(Dataset entries)
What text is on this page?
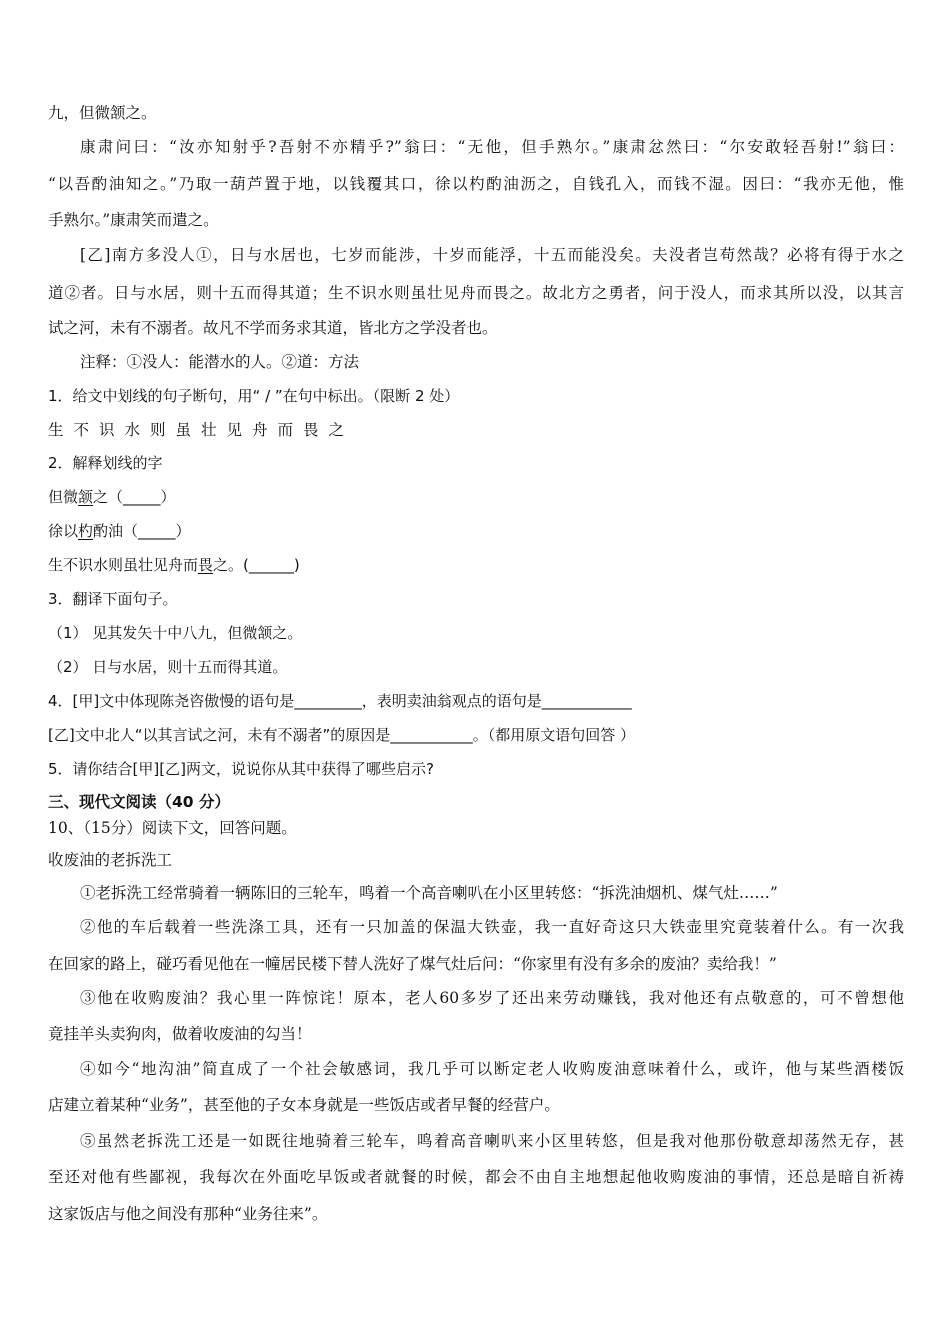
九，但微颔之。
康肃问曰：“汝亦知射乎?吾射不亦精乎?”翁曰：“无他，但手熟尔。”康肃忿然曰：“尔安敢轻吾射!”翁曰：
“以吾酌油知之。”乃取一葫芦置于地，以钱覆其口，徐以杓酌油沥之，自钱孔入，而钱不湿。因曰：“我亦无他，惟
手熟尔。”康肃笑而遣之。
[乙]南方多没人①，日与水居也，七岁而能涉，十岁而能浮，十五而能没矣。夫没者岂苟然哉？必将有得于水之
道②者。日与水居，则十五而得其道；生不识水则虽壮见舟而畏之。故北方之勇者，问于没人，而求其所以没，以其言
试之河，未有不溺者。故凡不学而务求其道，皆北方之学没者也。
注释：①没人：能潜水的人。②道：方法
1．给文中划线的句子断句，用“ / ”在句中标出。（限断 2 处）
生不识水则虽壮见舟而畏之
2．解释划线的字
但微颔之（_____）
徐以杓酌油（_____）
生不识水则虽壮见舟而畏之。(______)
3．翻译下面句子。
（1） 见其发矢十中八九，但微颔之。
（2） 日与水居，则十五而得其道。
4．[甲]文中体现陈尧咨傲慢的语句是_________，表明卖油翁观点的语句是____________
[乙]文中北人“以其言试之河，未有不溺者”的原因是___________。（都用原文语句回答 ）
5．请你结合[甲][乙]两文，说说你从其中获得了哪些启示?
三、现代文阅读（40 分）
10、（15分）阅读下文，回答问题。
收废油的老拆洗工
①老拆洗工经常骑着一辆陈旧的三轮车，鸣着一个高音喇叭在小区里转悠：“拆洗油烟机、煤气灶……”
②他的车后载着一些洗涤工具，还有一只加盖的保温大铁壶，我一直好奇这只大铁壶里究竟装着什么。有一次我
在回家的路上，碰巧看见他在一幢居民楼下替人洗好了煤气灶后问：“你家里有没有多余的废油？卖给我！”
③他在收购废油？我心里一阵惊诧！原本，老人60多岁了还出来劳动赚钱，我对他还有点敬意的，可不曾想他
竟挂羊头卖狗肉，做着收废油的勾当！
④如今“地沟油”简直成了一个社会敏感词，我几乎可以断定老人收购废油意味着什么，或许，他与某些酒楼饭
店建立着某种“业务”，甚至他的子女本身就是一些饭店或者早餐的经营户。
⑤虽然老拆洗工还是一如既往地骑着三轮车，鸣着高音喇叭来小区里转悠，但是我对他那份敬意却荡然无存，甚
至还对他有些鄙视，我每次在外面吃早饭或者就餐的时候，都会不由自主地想起他收购废油的事情，还总是暗自祈祷
这家饭店与他之间没有那种“业务往来”。
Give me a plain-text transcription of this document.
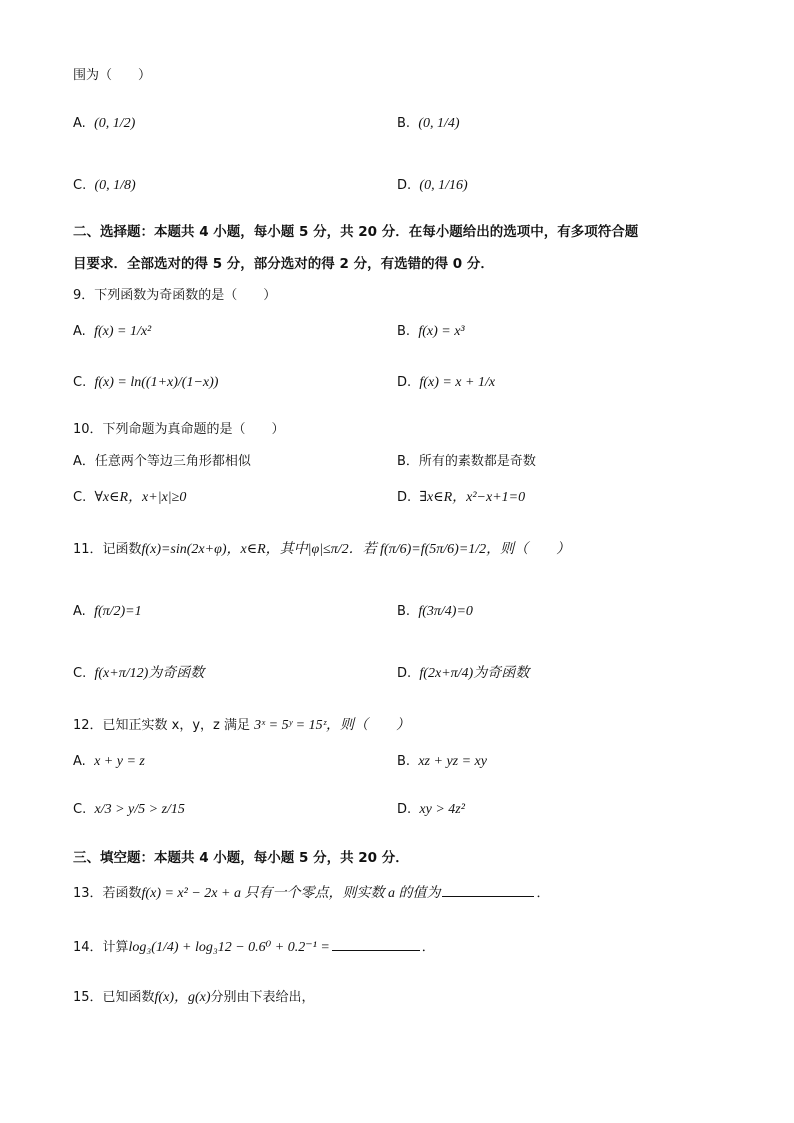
围为（　　）
A. (0, 1/2)	B. (0, 1/4)
C. (0, 1/8)	D. (0, 1/16)
二、选择题：本题共 4 小题，每小题 5 分，共 20 分．在每小题给出的选项中，有多项符合题
目要求．全部选对的得 5 分，部分选对的得 2 分，有选错的得 0 分．
9．下列函数为奇函数的是（　　）
A. f(x) = 1/x²	B. f(x) = x³
C. f(x) = ln((1+x)/(1−x))	D. f(x) = x + 1/x
10．下列命题为真命题的是（　　）
A．任意两个等边三角形都相似	B．所有的素数都是奇数
C. ∀x∈R，x+|x|≥0	D. ∃x∈R，x²−x+1=0
11．记函数f(x)=sin(2x+φ)，x∈R，其中|φ|≤π/2．若 f(π/6)=f(5π/6)=1/2，则（　　）
A. f(π/2)=1	B. f(3π/4)=0
C. f(x+π/12)为奇函数	D. f(2x+π/4)为奇函数
12．已知正实数 x，y，z 满足 3ˣ = 5ʸ = 15ᶻ，则（　　）
A. x + y = z	B. xz + yz = xy
C. x/3 > y/5 > z/15	D. xy > 4z²
三、填空题：本题共 4 小题，每小题 5 分，共 20 分．
13．若函数f(x) = x² − 2x + a 只有一个零点，则实数 a 的值为	．
14．计算log₃(1/4) + log₃12 − 0.6⁰ + 0.2⁻¹ =	．
15．已知函数f(x)，g(x)分别由下表给出，
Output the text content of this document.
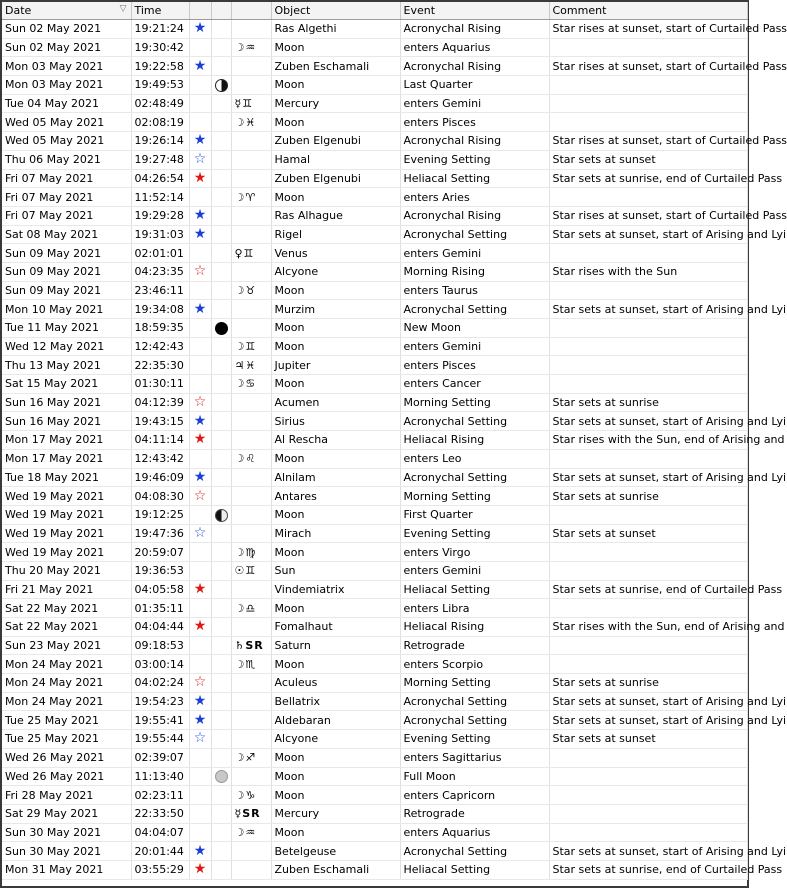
Date ▽	Time				Object	Event	Comment
Sun 02 May 2021	19:21:24	★			Ras Algethi	Acronychal Rising	Star rises at sunset, start of Curtailed Pass
Sun 02 May 2021	19:30:42			☽♒︎	Moon	enters Aquarius	
Mon 03 May 2021	19:22:58	★			Zuben Eschamali	Acronychal Rising	Star rises at sunset, start of Curtailed Pass
Mon 03 May 2021	19:49:53				Moon	Last Quarter	
Tue 04 May 2021	02:48:49			☿♊︎	Mercury	enters Gemini	
Wed 05 May 2021	02:08:19			☽♓︎	Moon	enters Pisces	
Wed 05 May 2021	19:26:14	★			Zuben Elgenubi	Acronychal Rising	Star rises at sunset, start of Curtailed Pass
Thu 06 May 2021	19:27:48	☆			Hamal	Evening Setting	Star sets at sunset
Fri 07 May 2021	04:26:54	★			Zuben Elgenubi	Heliacal Setting	Star sets at sunrise, end of Curtailed Pass
Fri 07 May 2021	11:52:14			☽♈︎	Moon	enters Aries	
Fri 07 May 2021	19:29:28	★			Ras Alhague	Acronychal Rising	Star rises at sunset, start of Curtailed Pass
Sat 08 May 2021	19:31:03	★			Rigel	Acronychal Setting	Star sets at sunset, start of Arising and Lyi
Sun 09 May 2021	02:01:01			♀♊︎	Venus	enters Gemini	
Sun 09 May 2021	04:23:35	☆			Alcyone	Morning Rising	Star rises with the Sun
Sun 09 May 2021	23:46:11			☽♉︎	Moon	enters Taurus	
Mon 10 May 2021	19:34:08	★			Murzim	Acronychal Setting	Star sets at sunset, start of Arising and Lyi
Tue 11 May 2021	18:59:35				Moon	New Moon	
Wed 12 May 2021	12:42:43			☽♊︎	Moon	enters Gemini	
Thu 13 May 2021	22:35:30			♃♓︎	Jupiter	enters Pisces	
Sat 15 May 2021	01:30:11			☽♋︎	Moon	enters Cancer	
Sun 16 May 2021	04:12:39	☆			Acumen	Morning Setting	Star sets at sunrise
Sun 16 May 2021	19:43:15	★			Sirius	Acronychal Setting	Star sets at sunset, start of Arising and Lyi
Mon 17 May 2021	04:11:14	★			Al Rescha	Heliacal Rising	Star rises with the Sun, end of Arising and
Mon 17 May 2021	12:43:42			☽♌︎	Moon	enters Leo	
Tue 18 May 2021	19:46:09	★			Alnilam	Acronychal Setting	Star sets at sunset, start of Arising and Lyi
Wed 19 May 2021	04:08:30	☆			Antares	Morning Setting	Star sets at sunrise
Wed 19 May 2021	19:12:25				Moon	First Quarter	
Wed 19 May 2021	19:47:36	☆			Mirach	Evening Setting	Star sets at sunset
Wed 19 May 2021	20:59:07			☽♍︎	Moon	enters Virgo	
Thu 20 May 2021	19:36:53			☉♊︎	Sun	enters Gemini	
Fri 21 May 2021	04:05:58	★			Vindemiatrix	Heliacal Setting	Star sets at sunrise, end of Curtailed Pass
Sat 22 May 2021	01:35:11			☽♎︎	Moon	enters Libra	
Sat 22 May 2021	04:04:44	★			Fomalhaut	Heliacal Rising	Star rises with the Sun, end of Arising and
Sun 23 May 2021	09:18:53			♄SR	Saturn	Retrograde	
Mon 24 May 2021	03:00:14			☽♏︎	Moon	enters Scorpio	
Mon 24 May 2021	04:02:24	☆			Aculeus	Morning Setting	Star sets at sunrise
Mon 24 May 2021	19:54:23	★			Bellatrix	Acronychal Setting	Star sets at sunset, start of Arising and Lyi
Tue 25 May 2021	19:55:41	★			Aldebaran	Acronychal Setting	Star sets at sunset, start of Arising and Lyi
Tue 25 May 2021	19:55:44	☆			Alcyone	Evening Setting	Star sets at sunset
Wed 26 May 2021	02:39:07			☽♐︎	Moon	enters Sagittarius	
Wed 26 May 2021	11:13:40				Moon	Full Moon	
Fri 28 May 2021	02:23:11			☽♑︎	Moon	enters Capricorn	
Sat 29 May 2021	22:33:50			☿SR	Mercury	Retrograde	
Sun 30 May 2021	04:04:07			☽♒︎	Moon	enters Aquarius	
Sun 30 May 2021	20:01:44	★			Betelgeuse	Acronychal Setting	Star sets at sunset, start of Arising and Lyi
Mon 31 May 2021	03:55:29	★			Zuben Eschamali	Heliacal Setting	Star sets at sunrise, end of Curtailed Pass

**What to produce**:
Point out every line holding the string "Elgenubi" and copy it.

**Expected answer**:
Wed 05 May 2021	19:26:14	★			Zuben Elgenubi	Acronychal Rising	Star rises at sunset, start of Curtailed Pass
Fri 07 May 2021	04:26:54	★			Zuben Elgenubi	Heliacal Setting	Star sets at sunrise, end of Curtailed Pass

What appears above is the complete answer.